● **WRITTEN EXERCISE**
Return all lines from the listing below in which the string "placeholder" occurs.

● **INPUT RECORDS**
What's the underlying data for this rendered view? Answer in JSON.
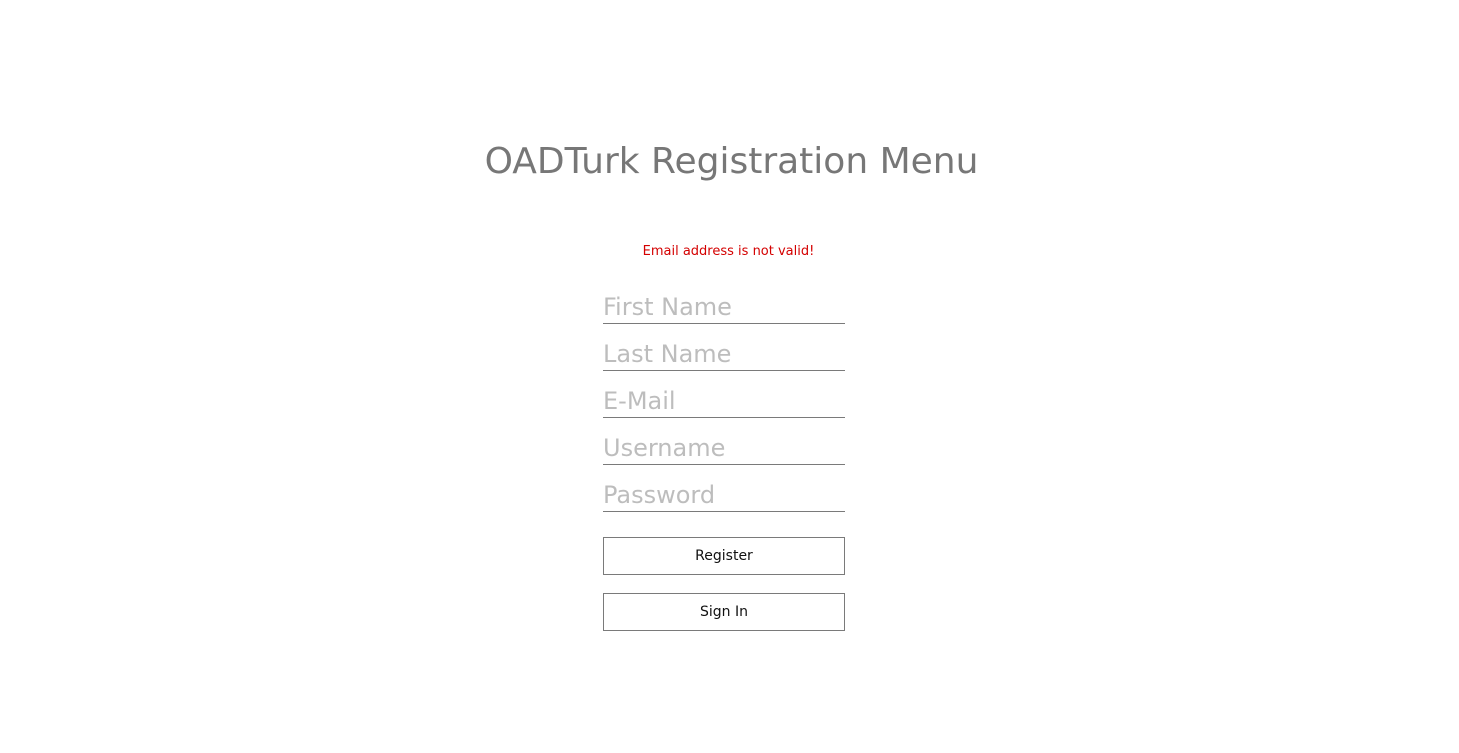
{
  "page": {
    "title": "OADTurk Registration Menu",
    "error_message": "Email address is not valid!"
  },
  "form": {
    "first_name": {
      "placeholder": "First Name",
      "value": ""
    },
    "last_name": {
      "placeholder": "Last Name",
      "value": ""
    },
    "email": {
      "placeholder": "E-Mail",
      "value": ""
    },
    "username": {
      "placeholder": "Username",
      "value": ""
    },
    "password": {
      "placeholder": "Password",
      "value": ""
    }
  },
  "buttons": {
    "register_label": "Register",
    "signin_label": "Sign In"
  },
  "colors": {
    "title": "#777777",
    "error": "#d40000",
    "placeholder": "#bdbdbd",
    "border": "#7a7a7a"
  }
}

● **SOLUTION TO THE EXERCISE**
      "placeholder": "First Name",
      "placeholder": "Last Name",
      "placeholder": "E-Mail",
      "placeholder": "Username",
      "placeholder": "Password",
    "placeholder": "#bdbdbd",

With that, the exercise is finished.